BEGIN
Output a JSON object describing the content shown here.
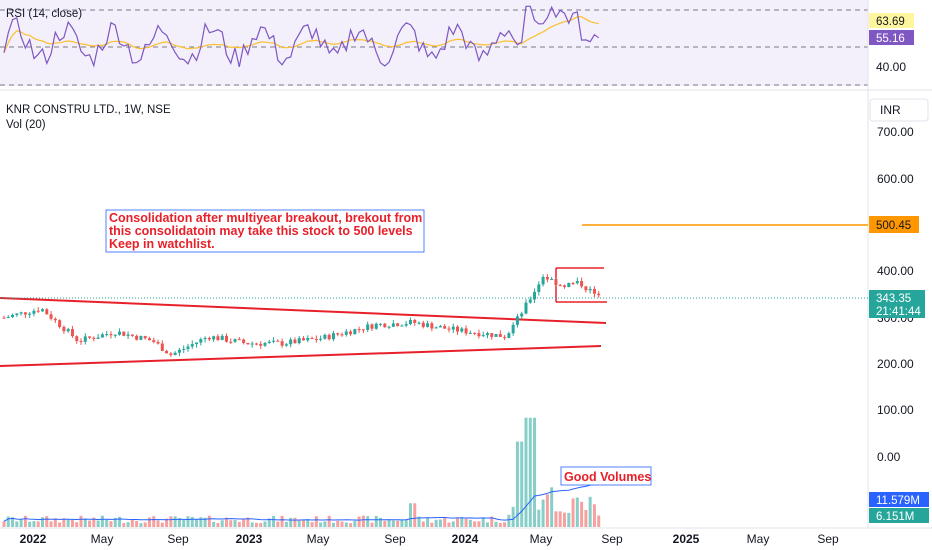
{
  "rsi_panel": {
    "title": "RSI (14, close)",
    "levels": [
      63.69,
      55.16
    ],
    "level_labels": [
      "63.69",
      "55.16"
    ],
    "tick_label": "40.00",
    "colors": {
      "rsi": "#7e57c2",
      "ma": "#fbc02d",
      "badge_rsi": "#7e57c2",
      "badge_ma": "#fff59d",
      "band": "#f3effb"
    }
  },
  "main_panel": {
    "title": "KNR CONSTRU LTD., 1W, NSE",
    "vol_title": "Vol (20)",
    "currency_button": "INR",
    "price_ticks": [
      "700.00",
      "600.00",
      "400.00",
      "300.00",
      "200.00",
      "100.00",
      "0.00"
    ],
    "last_price": "343.35",
    "countdown": "21:41:44",
    "target_label": "500.45",
    "vol_labels": [
      "11.579M",
      "6.151M"
    ],
    "annotation": {
      "lines": [
        "Consolidation after multiyear breakout, brekout from",
        "this consolidatoin may take this stock to 500 levels",
        "Keep in watchlist."
      ]
    },
    "volume_note": "Good Volumes",
    "colors": {
      "up": "#26a69a",
      "down": "#ef5350",
      "trend": "#e8202a",
      "target": "#ff9800",
      "last": "#26a69a",
      "vol_ma": "#2962ff"
    }
  },
  "time_axis": {
    "labels": [
      "2022",
      "May",
      "Sep",
      "2023",
      "May",
      "Sep",
      "2024",
      "May",
      "Sep",
      "2025",
      "May",
      "Sep"
    ]
  },
  "chart_data": {
    "type": "candlestick",
    "title": "KNR CONSTRU LTD., 1W, NSE",
    "x_range": [
      "2022-01",
      "2025-09"
    ],
    "ylim": [
      0,
      750
    ],
    "series": [
      {
        "name": "RSI (14, close)",
        "last": 55.16
      },
      {
        "name": "RSI MA",
        "last": 63.69
      },
      {
        "name": "Vol (20)",
        "values_last": [
          11.579,
          6.151
        ],
        "unit": "M"
      }
    ],
    "key_levels": {
      "target": 500.45,
      "last_close": 343.35,
      "consolidation_top": 400,
      "consolidation_bottom": 330
    },
    "price_path": [
      {
        "x": "2022-01",
        "y": 300
      },
      {
        "x": "2022-03",
        "y": 320
      },
      {
        "x": "2022-05",
        "y": 250
      },
      {
        "x": "2022-07",
        "y": 270
      },
      {
        "x": "2022-09",
        "y": 250
      },
      {
        "x": "2022-10",
        "y": 220
      },
      {
        "x": "2022-12",
        "y": 260
      },
      {
        "x": "2023-02",
        "y": 245
      },
      {
        "x": "2023-04",
        "y": 245
      },
      {
        "x": "2023-06",
        "y": 255
      },
      {
        "x": "2023-09",
        "y": 285
      },
      {
        "x": "2023-11",
        "y": 290
      },
      {
        "x": "2024-01",
        "y": 275
      },
      {
        "x": "2024-03",
        "y": 265
      },
      {
        "x": "2024-04",
        "y": 260
      },
      {
        "x": "2024-05",
        "y": 320
      },
      {
        "x": "2024-06",
        "y": 390
      },
      {
        "x": "2024-07",
        "y": 370
      },
      {
        "x": "2024-08",
        "y": 375
      },
      {
        "x": "2024-09",
        "y": 343.35
      }
    ]
  }
}
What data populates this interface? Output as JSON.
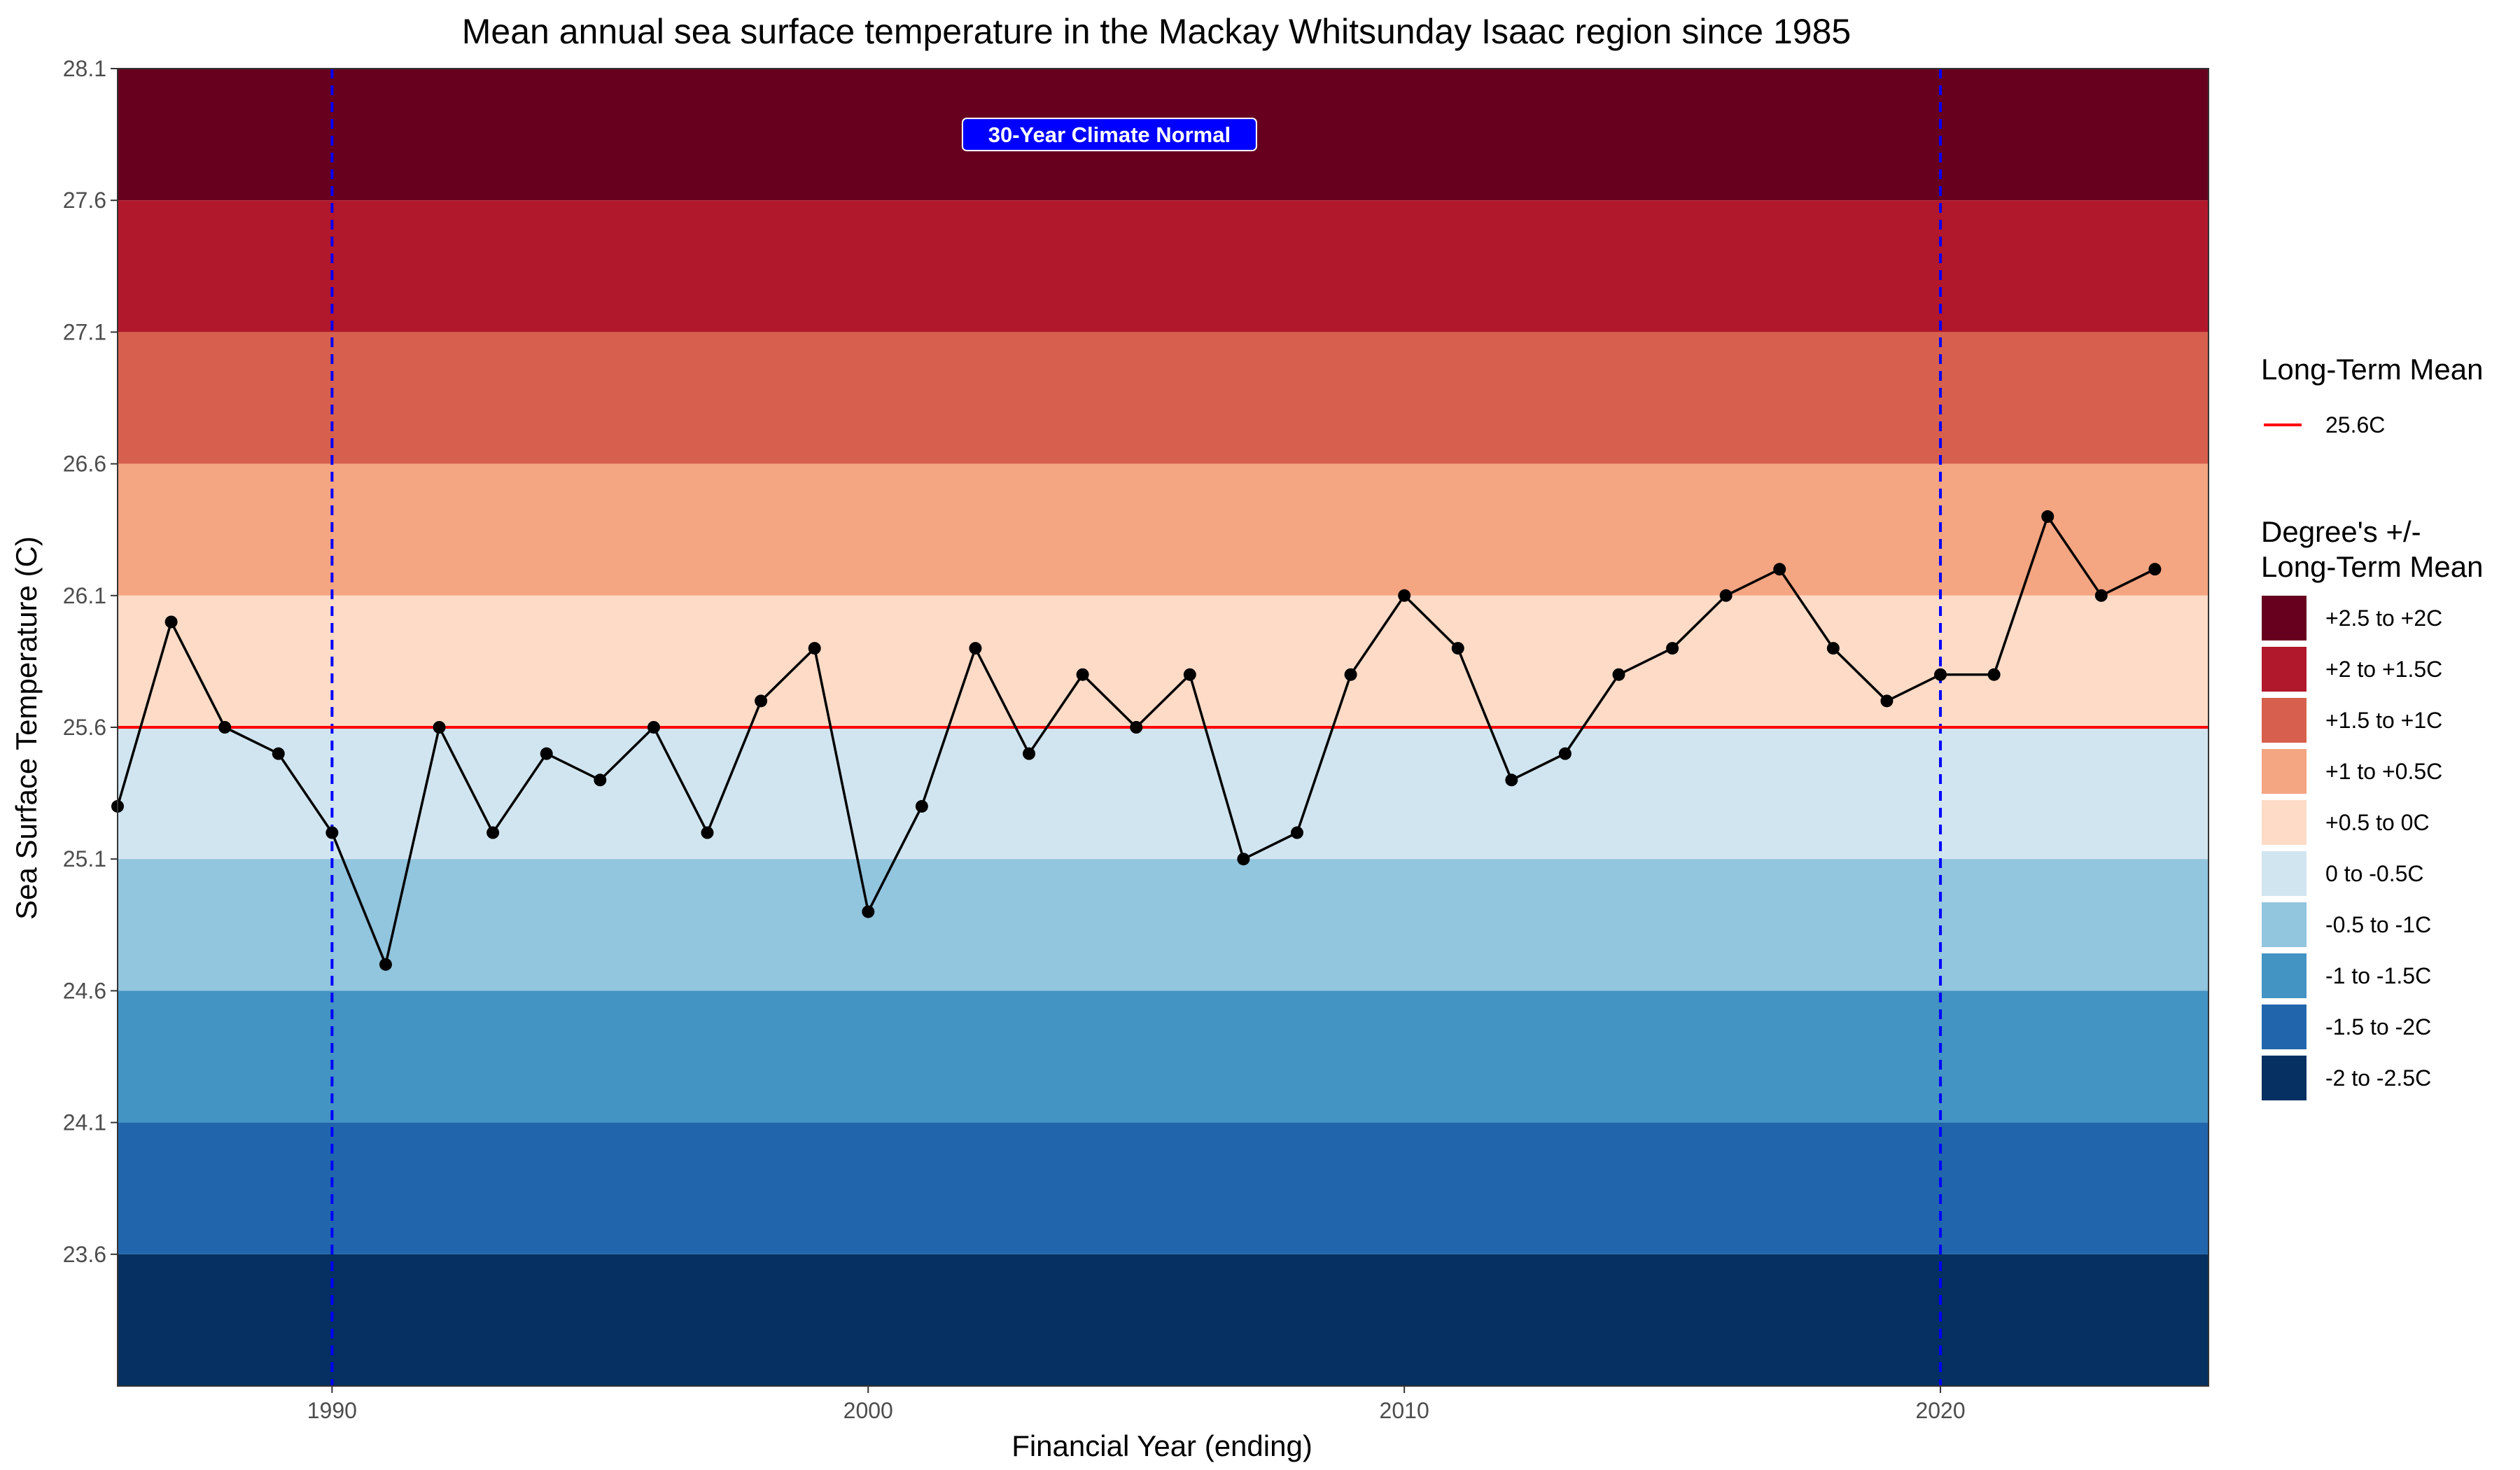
{
  "chart_data": {
    "type": "line",
    "title": "Mean annual sea surface temperature in the Mackay Whitsunday Isaac region since 1985",
    "xlabel": "Financial Year (ending)",
    "ylabel": "Sea Surface Temperature (C)",
    "xlim": [
      1986,
      2025
    ],
    "ylim": [
      23.1,
      28.1
    ],
    "x_ticks": [
      1990,
      2000,
      2010,
      2020
    ],
    "y_ticks": [
      23.6,
      24.1,
      24.6,
      25.1,
      25.6,
      26.1,
      26.6,
      27.1,
      27.6,
      28.1
    ],
    "grid": false,
    "series": [
      {
        "x": [
          1986,
          1987,
          1988,
          1989,
          1990,
          1991,
          1992,
          1993,
          1994,
          1995,
          1996,
          1997,
          1998,
          1999,
          2000,
          2001,
          2002,
          2003,
          2004,
          2005,
          2006,
          2007,
          2008,
          2009,
          2010,
          2011,
          2012,
          2013,
          2014,
          2015,
          2016,
          2017,
          2018,
          2019,
          2020,
          2021,
          2022,
          2023,
          2024
        ],
        "values": [
          25.3,
          26.0,
          25.6,
          25.5,
          25.2,
          24.7,
          25.6,
          25.2,
          25.5,
          25.4,
          25.6,
          25.2,
          25.7,
          25.9,
          24.9,
          25.3,
          25.9,
          25.5,
          25.8,
          25.6,
          25.8,
          25.1,
          25.2,
          25.8,
          26.1,
          25.9,
          25.4,
          25.5,
          25.8,
          25.9,
          26.1,
          26.2,
          25.9,
          25.7,
          25.8,
          25.8,
          26.4,
          26.1,
          26.2
        ],
        "color": "#000000"
      }
    ],
    "long_term_mean": {
      "value": 25.6,
      "color": "#ff0000"
    },
    "bands": [
      {
        "label": "+2.5 to +2C",
        "from": 27.6,
        "to": 28.1,
        "color": "#67001f"
      },
      {
        "label": "+2 to +1.5C",
        "from": 27.1,
        "to": 27.6,
        "color": "#b2182b"
      },
      {
        "label": "+1.5 to +1C",
        "from": 26.6,
        "to": 27.1,
        "color": "#d6604d"
      },
      {
        "label": "+1 to +0.5C",
        "from": 26.1,
        "to": 26.6,
        "color": "#f4a582"
      },
      {
        "label": "+0.5 to 0C",
        "from": 25.6,
        "to": 26.1,
        "color": "#fddbc7"
      },
      {
        "label": "0 to -0.5C",
        "from": 25.1,
        "to": 25.6,
        "color": "#d1e5f0"
      },
      {
        "label": "-0.5 to -1C",
        "from": 24.6,
        "to": 25.1,
        "color": "#92c5de"
      },
      {
        "label": "-1 to -1.5C",
        "from": 24.1,
        "to": 24.6,
        "color": "#4393c3"
      },
      {
        "label": "-1.5 to -2C",
        "from": 23.6,
        "to": 24.1,
        "color": "#2166ac"
      },
      {
        "label": "-2 to -2.5C",
        "from": 23.1,
        "to": 23.6,
        "color": "#053061"
      }
    ],
    "climate_normal_lines": {
      "x": [
        1990,
        2020
      ],
      "color": "#0000ff"
    },
    "annotation": {
      "text": "30-Year Climate Normal",
      "x": 2004.5,
      "y": 27.85,
      "fill": "#0000ff"
    },
    "legend": {
      "placement": "right",
      "mean_title": "Long-Term Mean",
      "mean_label": "25.6C",
      "bands_title_line1": "Degree's +/-",
      "bands_title_line2": "Long-Term Mean"
    }
  }
}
END
=== Your task ===
Copy out each line exactly, without the pictures.

=== Task output ===
Output a JSON object describing the content shown here.
{
  "rsi_panel": {
    "title": "RSI (14, close)",
    "levels": [
      63.69,
      55.16
    ],
    "level_labels": [
      "63.69",
      "55.16"
    ],
    "tick_label": "40.00",
    "colors": {
      "rsi": "#7e57c2",
      "ma": "#fbc02d",
      "badge_rsi": "#7e57c2",
      "badge_ma": "#fff59d",
      "band": "#f3effb"
    }
  },
  "main_panel": {
    "title": "KNR CONSTRU LTD., 1W, NSE",
    "vol_title": "Vol (20)",
    "currency_button": "INR",
    "price_ticks": [
      "700.00",
      "600.00",
      "400.00",
      "300.00",
      "200.00",
      "100.00",
      "0.00"
    ],
    "last_price": "343.35",
    "countdown": "21:41:44",
    "target_label": "500.45",
    "vol_labels": [
      "11.579M",
      "6.151M"
    ],
    "annotation": {
      "lines": [
        "Consolidation after multiyear breakout, brekout from",
        "this consolidatoin may take this stock to 500 levels",
        "Keep in watchlist."
      ]
    },
    "volume_note": "Good Volumes",
    "colors": {
      "up": "#26a69a",
      "down": "#ef5350",
      "trend": "#e8202a",
      "target": "#ff9800",
      "last": "#26a69a",
      "vol_ma": "#2962ff"
    }
  },
  "time_axis": {
    "labels": [
      "2022",
      "May",
      "Sep",
      "2023",
      "May",
      "Sep",
      "2024",
      "May",
      "Sep",
      "2025",
      "May",
      "Sep"
    ]
  },
  "chart_data": {
    "type": "candlestick",
    "title": "KNR CONSTRU LTD., 1W, NSE",
    "x_range": [
      "2022-01",
      "2025-09"
    ],
    "ylim": [
      0,
      750
    ],
    "series": [
      {
        "name": "RSI (14, close)",
        "last": 55.16
      },
      {
        "name": "RSI MA",
        "last": 63.69
      },
      {
        "name": "Vol (20)",
        "values_last": [
          11.579,
          6.151
        ],
        "unit": "M"
      }
    ],
    "key_levels": {
      "target": 500.45,
      "last_close": 343.35,
      "consolidation_top": 400,
      "consolidation_bottom": 330
    },
    "price_path": [
      {
        "x": "2022-01",
        "y": 300
      },
      {
        "x": "2022-03",
        "y": 320
      },
      {
        "x": "2022-05",
        "y": 250
      },
      {
        "x": "2022-07",
        "y": 270
      },
      {
        "x": "2022-09",
        "y": 250
      },
      {
        "x": "2022-10",
        "y": 220
      },
      {
        "x": "2022-12",
        "y": 260
      },
      {
        "x": "2023-02",
        "y": 245
      },
      {
        "x": "2023-04",
        "y": 245
      },
      {
        "x": "2023-06",
        "y": 255
      },
      {
        "x": "2023-09",
        "y": 285
      },
      {
        "x": "2023-11",
        "y": 290
      },
      {
        "x": "2024-01",
        "y": 275
      },
      {
        "x": "2024-03",
        "y": 265
      },
      {
        "x": "2024-04",
        "y": 260
      },
      {
        "x": "2024-05",
        "y": 320
      },
      {
        "x": "2024-06",
        "y": 390
      },
      {
        "x": "2024-07",
        "y": 370
      },
      {
        "x": "2024-08",
        "y": 375
      },
      {
        "x": "2024-09",
        "y": 343.35
      }
    ]
  }
}
What data populates this interface? Output as JSON.
{
  "chart_data": {
    "type": "line",
    "title": "Mean annual sea surface temperature in the Mackay Whitsunday Isaac region since 1985",
    "xlabel": "Financial Year (ending)",
    "ylabel": "Sea Surface Temperature (C)",
    "xlim": [
      1986,
      2025
    ],
    "ylim": [
      23.1,
      28.1
    ],
    "x_ticks": [
      1990,
      2000,
      2010,
      2020
    ],
    "y_ticks": [
      23.6,
      24.1,
      24.6,
      25.1,
      25.6,
      26.1,
      26.6,
      27.1,
      27.6,
      28.1
    ],
    "grid": false,
    "series": [
      {
        "x": [
          1986,
          1987,
          1988,
          1989,
          1990,
          1991,
          1992,
          1993,
          1994,
          1995,
          1996,
          1997,
          1998,
          1999,
          2000,
          2001,
          2002,
          2003,
          2004,
          2005,
          2006,
          2007,
          2008,
          2009,
          2010,
          2011,
          2012,
          2013,
          2014,
          2015,
          2016,
          2017,
          2018,
          2019,
          2020,
          2021,
          2022,
          2023,
          2024
        ],
        "values": [
          25.3,
          26.0,
          25.6,
          25.5,
          25.2,
          24.7,
          25.6,
          25.2,
          25.5,
          25.4,
          25.6,
          25.2,
          25.7,
          25.9,
          24.9,
          25.3,
          25.9,
          25.5,
          25.8,
          25.6,
          25.8,
          25.1,
          25.2,
          25.8,
          26.1,
          25.9,
          25.4,
          25.5,
          25.8,
          25.9,
          26.1,
          26.2,
          25.9,
          25.7,
          25.8,
          25.8,
          26.4,
          26.1,
          26.2
        ],
        "color": "#000000"
      }
    ],
    "long_term_mean": {
      "value": 25.6,
      "color": "#ff0000"
    },
    "bands": [
      {
        "label": "+2.5 to +2C",
        "from": 27.6,
        "to": 28.1,
        "color": "#67001f"
      },
      {
        "label": "+2 to +1.5C",
        "from": 27.1,
        "to": 27.6,
        "color": "#b2182b"
      },
      {
        "label": "+1.5 to +1C",
        "from": 26.6,
        "to": 27.1,
        "color": "#d6604d"
      },
      {
        "label": "+1 to +0.5C",
        "from": 26.1,
        "to": 26.6,
        "color": "#f4a582"
      },
      {
        "label": "+0.5 to 0C",
        "from": 25.6,
        "to": 26.1,
        "color": "#fddbc7"
      },
      {
        "label": "0 to -0.5C",
        "from": 25.1,
        "to": 25.6,
        "color": "#d1e5f0"
      },
      {
        "label": "-0.5 to -1C",
        "from": 24.6,
        "to": 25.1,
        "color": "#92c5de"
      },
      {
        "label": "-1 to -1.5C",
        "from": 24.1,
        "to": 24.6,
        "color": "#4393c3"
      },
      {
        "label": "-1.5 to -2C",
        "from": 23.6,
        "to": 24.1,
        "color": "#2166ac"
      },
      {
        "label": "-2 to -2.5C",
        "from": 23.1,
        "to": 23.6,
        "color": "#053061"
      }
    ],
    "climate_normal_lines": {
      "x": [
        1990,
        2020
      ],
      "color": "#0000ff"
    },
    "annotation": {
      "text": "30-Year Climate Normal",
      "x": 2004.5,
      "y": 27.85,
      "fill": "#0000ff"
    },
    "legend": {
      "placement": "right",
      "mean_title": "Long-Term Mean",
      "mean_label": "25.6C",
      "bands_title_line1": "Degree's +/-",
      "bands_title_line2": "Long-Term Mean"
    }
  }
}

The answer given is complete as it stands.